• EXERCISE TASK
In the copy, include every entry exactly but none of the pictures.

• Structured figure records
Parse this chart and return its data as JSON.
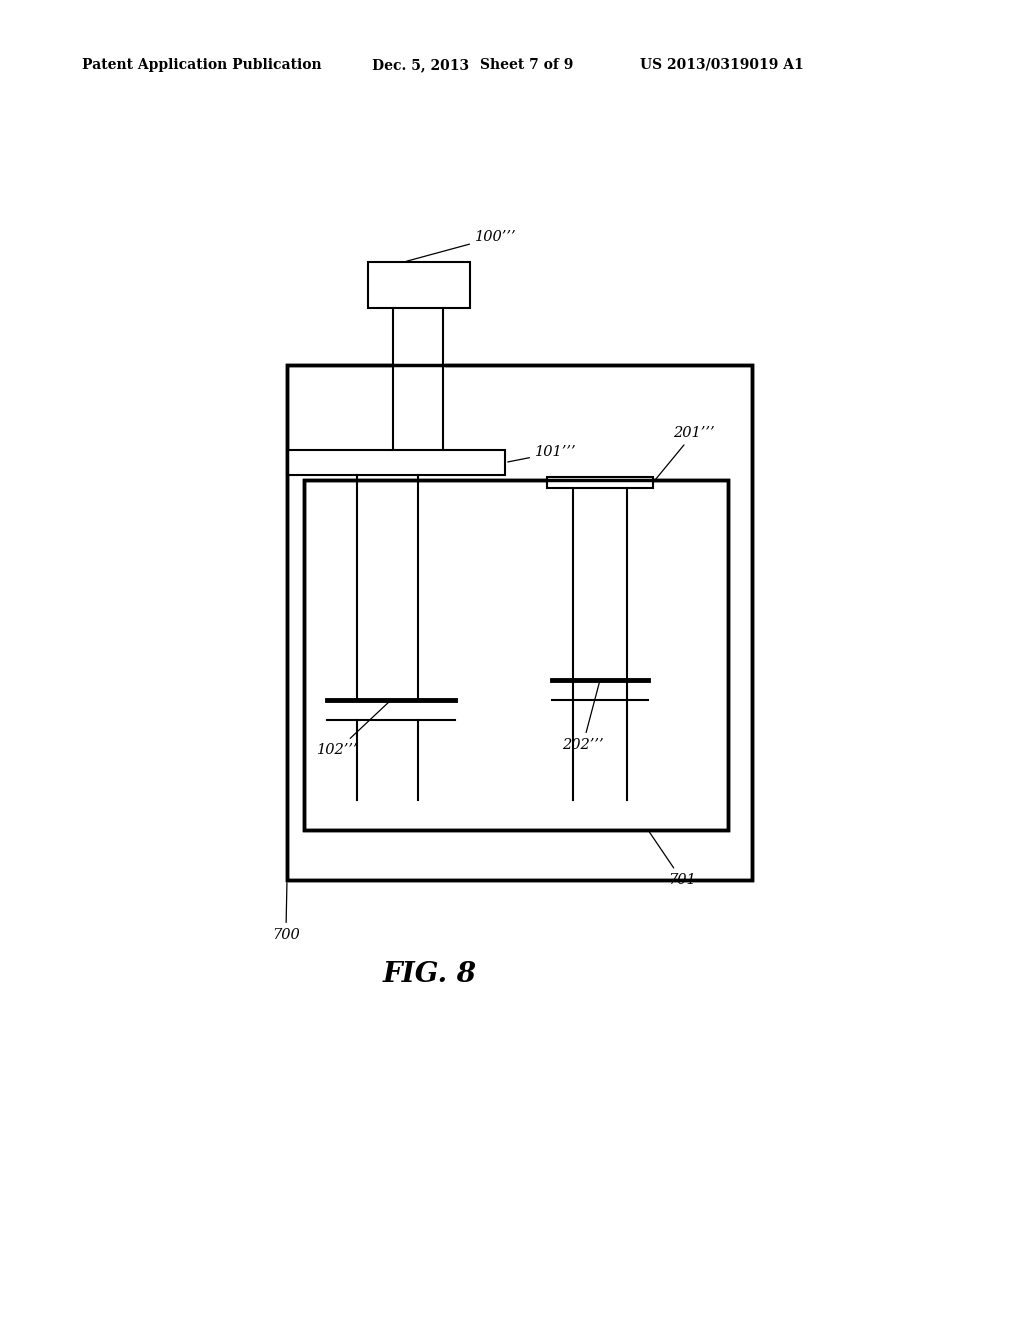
{
  "background_color": "#ffffff",
  "header_left": "Patent Application Publication",
  "header_mid": "Dec. 5, 2013   Sheet 7 of 9",
  "header_right": "US 2013/0319019 A1",
  "fig_label": "FIG. 8",
  "label_700": "700",
  "label_701": "701",
  "label_100": "100’’’",
  "label_101": "101’’’",
  "label_102": "102’’’",
  "label_201": "201’’’",
  "label_202": "202’’’",
  "line_color": "#000000",
  "lw": 1.5,
  "lw_thick": 2.5
}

• OUTPUT
Parse this chart and return its data as JSON.
{
  "background_color": "#ffffff",
  "header_left": "Patent Application Publication",
  "header_mid": "Dec. 5, 2013   Sheet 7 of 9",
  "header_right": "US 2013/0319019 A1",
  "fig_label": "FIG. 8",
  "label_700": "700",
  "label_701": "701",
  "label_100": "100’’’",
  "label_101": "101’’’",
  "label_102": "102’’’",
  "label_201": "201’’’",
  "label_202": "202’’’",
  "line_color": "#000000",
  "lw": 1.5,
  "lw_thick": 2.5
}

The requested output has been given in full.